*Written exercise*:
Gather every line below where "Uniques" appears.
□ □ □ □
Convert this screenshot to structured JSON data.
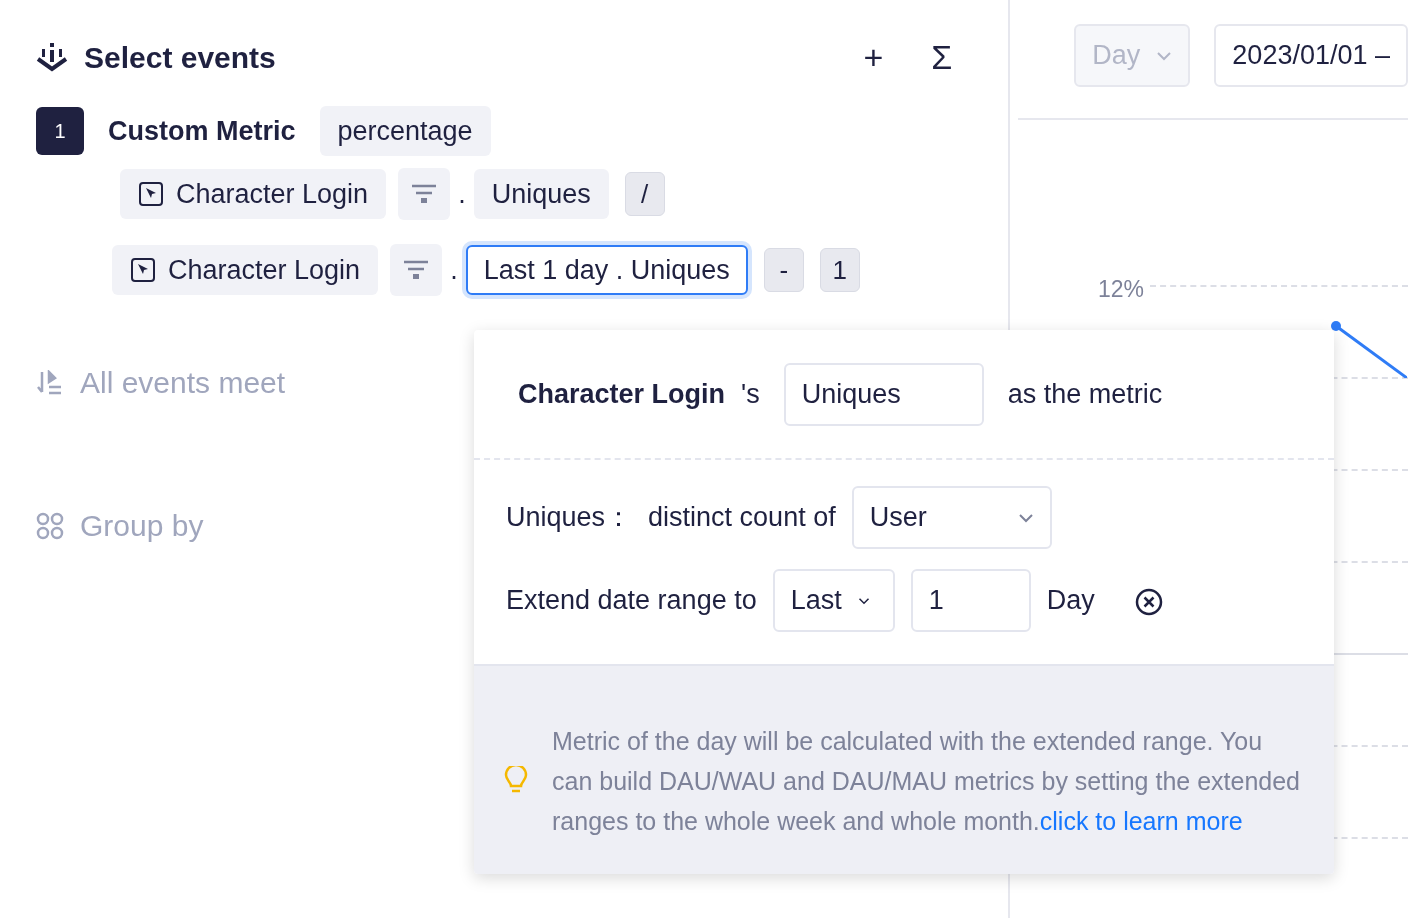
{
  "header": {
    "title": "Select events",
    "actions": [
      "+",
      "Σ"
    ]
  },
  "metric": {
    "index": "1",
    "name": "Custom Metric",
    "format": "percentage"
  },
  "formula_rows": [
    {
      "event": "Character Login",
      "separator": ".",
      "measure": "Uniques",
      "active": false,
      "operators": [
        "/"
      ]
    },
    {
      "event": "Character Login",
      "separator": ".",
      "measure": "Last 1 day . Uniques",
      "active": true,
      "operators": [
        "-",
        "1"
      ]
    }
  ],
  "sections": [
    {
      "label": "All events meet",
      "kind": "filter"
    },
    {
      "label": "Group by",
      "kind": "group"
    }
  ],
  "toolbar": {
    "granularity": {
      "value": "Day",
      "disabled": true
    },
    "date_range": "2023/01/01 –"
  },
  "chart": {
    "y_label": "12%"
  },
  "popover": {
    "event": "Character Login",
    "possessive": "'s",
    "measure": "Uniques",
    "suffix": "as the metric",
    "count_label": "Uniques：",
    "count_text": "distinct count of",
    "count_by": "User",
    "extend_label": "Extend date range to",
    "extend_mode": "Last",
    "extend_value": "1",
    "extend_unit": "Day",
    "tip": "Metric of the day will be calculated with the extended range. You can build DAU/WAU and DAU/MAU metrics by setting the extended ranges to the whole week and whole month.",
    "tip_link": "click to learn more"
  }
}
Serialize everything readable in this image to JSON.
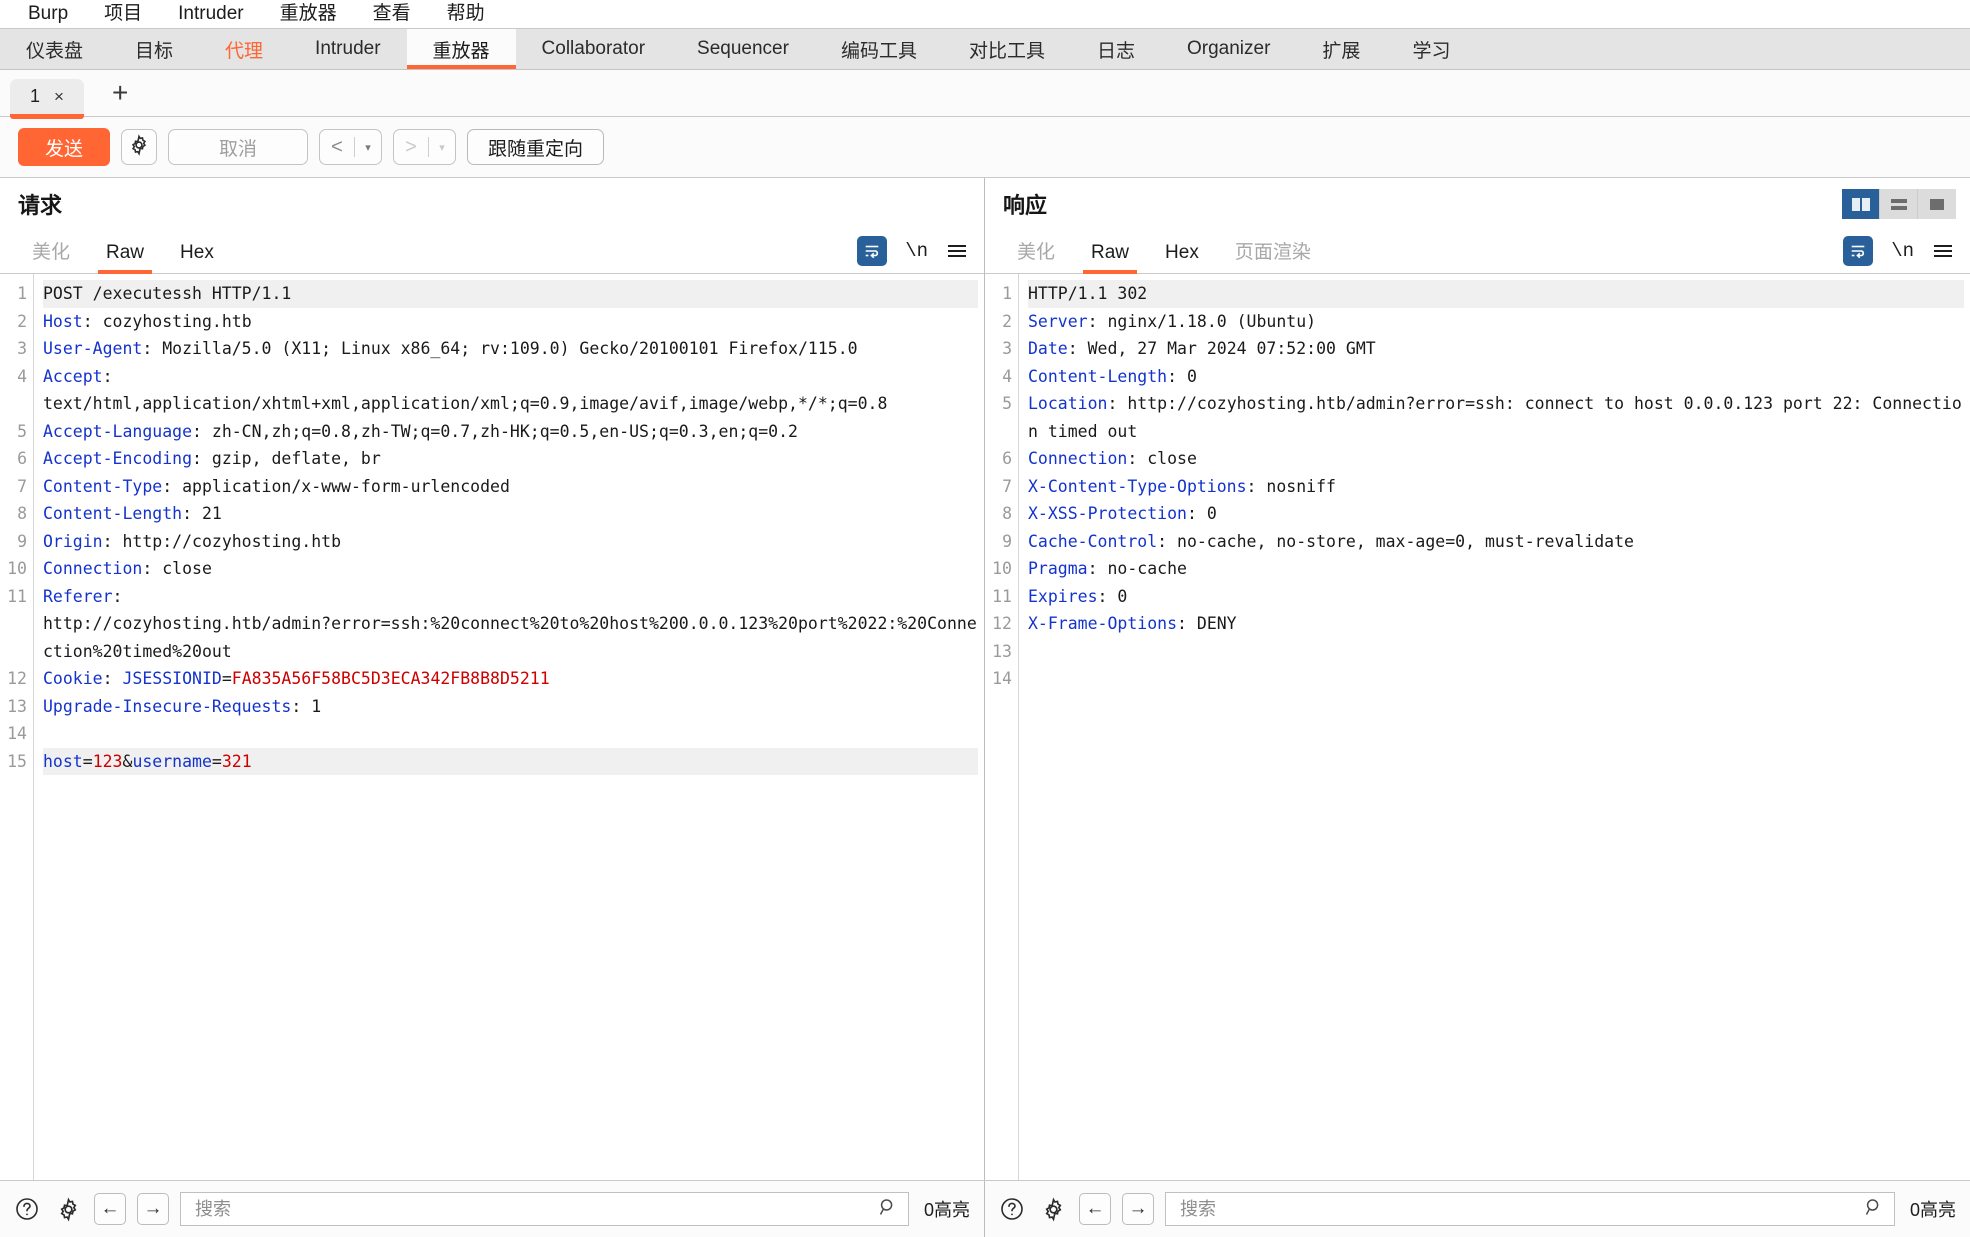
{
  "menubar": {
    "items": [
      {
        "label": "Burp"
      },
      {
        "label": "项目"
      },
      {
        "label": "Intruder"
      },
      {
        "label": "重放器"
      },
      {
        "label": "查看"
      },
      {
        "label": "帮助"
      }
    ]
  },
  "main_tabs": [
    {
      "label": "仪表盘",
      "state": "normal"
    },
    {
      "label": "目标",
      "state": "normal"
    },
    {
      "label": "代理",
      "state": "proxy"
    },
    {
      "label": "Intruder",
      "state": "normal"
    },
    {
      "label": "重放器",
      "state": "active"
    },
    {
      "label": "Collaborator",
      "state": "normal"
    },
    {
      "label": "Sequencer",
      "state": "normal"
    },
    {
      "label": "编码工具",
      "state": "normal"
    },
    {
      "label": "对比工具",
      "state": "normal"
    },
    {
      "label": "日志",
      "state": "normal"
    },
    {
      "label": "Organizer",
      "state": "normal"
    },
    {
      "label": "扩展",
      "state": "normal"
    },
    {
      "label": "学习",
      "state": "normal"
    }
  ],
  "repeater_tabs": {
    "tabs": [
      {
        "label": "1",
        "close": "×"
      }
    ],
    "add_label": "+"
  },
  "toolbar": {
    "send_label": "发送",
    "settings_icon": "gear-icon",
    "cancel_label": "取消",
    "back_caret": "▾",
    "forward_caret": "▾",
    "follow_redirect_label": "跟随重定向"
  },
  "request": {
    "title": "请求",
    "tabs": [
      {
        "label": "美化",
        "state": "muted"
      },
      {
        "label": "Raw",
        "state": "active"
      },
      {
        "label": "Hex",
        "state": "normal"
      }
    ],
    "tools": {
      "wrap_icon": "word-wrap-icon",
      "newline_label": "\\n",
      "menu_icon": "hamburger-menu-icon"
    },
    "lines": [
      {
        "n": "1",
        "hl": true,
        "parts": [
          {
            "t": "POST /executessh HTTP/1.1",
            "c": "val"
          }
        ]
      },
      {
        "n": "2",
        "parts": [
          {
            "t": "Host",
            "c": "hdr"
          },
          {
            "t": ": cozyhosting.htb",
            "c": "val"
          }
        ]
      },
      {
        "n": "3",
        "parts": [
          {
            "t": "User-Agent",
            "c": "hdr"
          },
          {
            "t": ": Mozilla/5.0 (X11; Linux x86_64; rv:109.0) Gecko/20100101 Firefox/115.0",
            "c": "val"
          }
        ]
      },
      {
        "n": "4",
        "parts": [
          {
            "t": "Accept",
            "c": "hdr"
          },
          {
            "t": ":\ntext/html,application/xhtml+xml,application/xml;q=0.9,image/avif,image/webp,*/*;q=0.8",
            "c": "val"
          }
        ]
      },
      {
        "n": "5",
        "parts": [
          {
            "t": "Accept-Language",
            "c": "hdr"
          },
          {
            "t": ": zh-CN,zh;q=0.8,zh-TW;q=0.7,zh-HK;q=0.5,en-US;q=0.3,en;q=0.2",
            "c": "val"
          }
        ]
      },
      {
        "n": "6",
        "parts": [
          {
            "t": "Accept-Encoding",
            "c": "hdr"
          },
          {
            "t": ": gzip, deflate, br",
            "c": "val"
          }
        ]
      },
      {
        "n": "7",
        "parts": [
          {
            "t": "Content-Type",
            "c": "hdr"
          },
          {
            "t": ": application/x-www-form-urlencoded",
            "c": "val"
          }
        ]
      },
      {
        "n": "8",
        "parts": [
          {
            "t": "Content-Length",
            "c": "hdr"
          },
          {
            "t": ": 21",
            "c": "val"
          }
        ]
      },
      {
        "n": "9",
        "parts": [
          {
            "t": "Origin",
            "c": "hdr"
          },
          {
            "t": ": http://cozyhosting.htb",
            "c": "val"
          }
        ]
      },
      {
        "n": "10",
        "parts": [
          {
            "t": "Connection",
            "c": "hdr"
          },
          {
            "t": ": close",
            "c": "val"
          }
        ]
      },
      {
        "n": "11",
        "parts": [
          {
            "t": "Referer",
            "c": "hdr"
          },
          {
            "t": ":\nhttp://cozyhosting.htb/admin?error=ssh:%20connect%20to%20host%200.0.0.123%20port%2022:%20Connection%20timed%20out",
            "c": "val"
          }
        ]
      },
      {
        "n": "12",
        "parts": [
          {
            "t": "Cookie",
            "c": "hdr"
          },
          {
            "t": ": ",
            "c": "val"
          },
          {
            "t": "JSESSIONID",
            "c": "blue"
          },
          {
            "t": "=",
            "c": "val"
          },
          {
            "t": "FA835A56F58BC5D3ECA342FB8B8D5211",
            "c": "red"
          }
        ]
      },
      {
        "n": "13",
        "parts": [
          {
            "t": "Upgrade-Insecure-Requests",
            "c": "hdr"
          },
          {
            "t": ": 1",
            "c": "val"
          }
        ]
      },
      {
        "n": "14",
        "parts": [
          {
            "t": "",
            "c": "val"
          }
        ]
      },
      {
        "n": "15",
        "hl": true,
        "parts": [
          {
            "t": "host",
            "c": "blue"
          },
          {
            "t": "=",
            "c": "val"
          },
          {
            "t": "123",
            "c": "red"
          },
          {
            "t": "&",
            "c": "val"
          },
          {
            "t": "username",
            "c": "blue"
          },
          {
            "t": "=",
            "c": "val"
          },
          {
            "t": "321",
            "c": "red"
          }
        ]
      }
    ],
    "status": {
      "help_icon": "help-icon",
      "settings_icon": "gear-icon",
      "prev_icon": "arrow-left-icon",
      "next_icon": "arrow-right-icon",
      "search_placeholder": "搜索",
      "search_value": "",
      "search_icon": "magnifier-icon",
      "highlight_count": "0高亮"
    }
  },
  "response": {
    "title": "响应",
    "view_modes": [
      {
        "name": "side-by-side-view",
        "state": "active"
      },
      {
        "name": "stacked-view",
        "state": "normal"
      },
      {
        "name": "single-view",
        "state": "normal"
      }
    ],
    "tabs": [
      {
        "label": "美化",
        "state": "muted"
      },
      {
        "label": "Raw",
        "state": "active"
      },
      {
        "label": "Hex",
        "state": "normal"
      },
      {
        "label": "页面渲染",
        "state": "muted"
      }
    ],
    "tools": {
      "wrap_icon": "word-wrap-icon",
      "newline_label": "\\n",
      "menu_icon": "hamburger-menu-icon"
    },
    "lines": [
      {
        "n": "1",
        "hl": true,
        "parts": [
          {
            "t": "HTTP/1.1 302",
            "c": "val"
          }
        ]
      },
      {
        "n": "2",
        "parts": [
          {
            "t": "Server",
            "c": "hdr"
          },
          {
            "t": ": nginx/1.18.0 (Ubuntu)",
            "c": "val"
          }
        ]
      },
      {
        "n": "3",
        "parts": [
          {
            "t": "Date",
            "c": "hdr"
          },
          {
            "t": ": Wed, 27 Mar 2024 07:52:00 GMT",
            "c": "val"
          }
        ]
      },
      {
        "n": "4",
        "parts": [
          {
            "t": "Content-Length",
            "c": "hdr"
          },
          {
            "t": ": 0",
            "c": "val"
          }
        ]
      },
      {
        "n": "5",
        "parts": [
          {
            "t": "Location",
            "c": "hdr"
          },
          {
            "t": ": http://cozyhosting.htb/admin?error=ssh: connect to host 0.0.0.123 port 22: Connection timed out",
            "c": "val"
          }
        ]
      },
      {
        "n": "6",
        "parts": [
          {
            "t": "Connection",
            "c": "hdr"
          },
          {
            "t": ": close",
            "c": "val"
          }
        ]
      },
      {
        "n": "7",
        "parts": [
          {
            "t": "X-Content-Type-Options",
            "c": "hdr"
          },
          {
            "t": ": nosniff",
            "c": "val"
          }
        ]
      },
      {
        "n": "8",
        "parts": [
          {
            "t": "X-XSS-Protection",
            "c": "hdr"
          },
          {
            "t": ": 0",
            "c": "val"
          }
        ]
      },
      {
        "n": "9",
        "parts": [
          {
            "t": "Cache-Control",
            "c": "hdr"
          },
          {
            "t": ": no-cache, no-store, max-age=0, must-revalidate",
            "c": "val"
          }
        ]
      },
      {
        "n": "10",
        "parts": [
          {
            "t": "Pragma",
            "c": "hdr"
          },
          {
            "t": ": no-cache",
            "c": "val"
          }
        ]
      },
      {
        "n": "11",
        "parts": [
          {
            "t": "Expires",
            "c": "hdr"
          },
          {
            "t": ": 0",
            "c": "val"
          }
        ]
      },
      {
        "n": "12",
        "parts": [
          {
            "t": "X-Frame-Options",
            "c": "hdr"
          },
          {
            "t": ": DENY",
            "c": "val"
          }
        ]
      },
      {
        "n": "13",
        "parts": [
          {
            "t": "",
            "c": "val"
          }
        ]
      },
      {
        "n": "14",
        "parts": [
          {
            "t": "",
            "c": "val"
          }
        ]
      }
    ],
    "status": {
      "help_icon": "help-icon",
      "settings_icon": "gear-icon",
      "prev_icon": "arrow-left-icon",
      "next_icon": "arrow-right-icon",
      "search_placeholder": "搜索",
      "search_value": "",
      "search_icon": "magnifier-icon",
      "highlight_count": "0高亮"
    }
  },
  "colors": {
    "accent": "#ff6633",
    "header_blue": "#1433cc",
    "value_red": "#cc0000",
    "active_blue": "#2a6099"
  }
}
□ □ □ □
*Exercise answer*:
      "measure": "Uniques",
      "measure": "Last 1 day . Uniques",
    "measure": "Uniques",
    "count_label": "Uniques：",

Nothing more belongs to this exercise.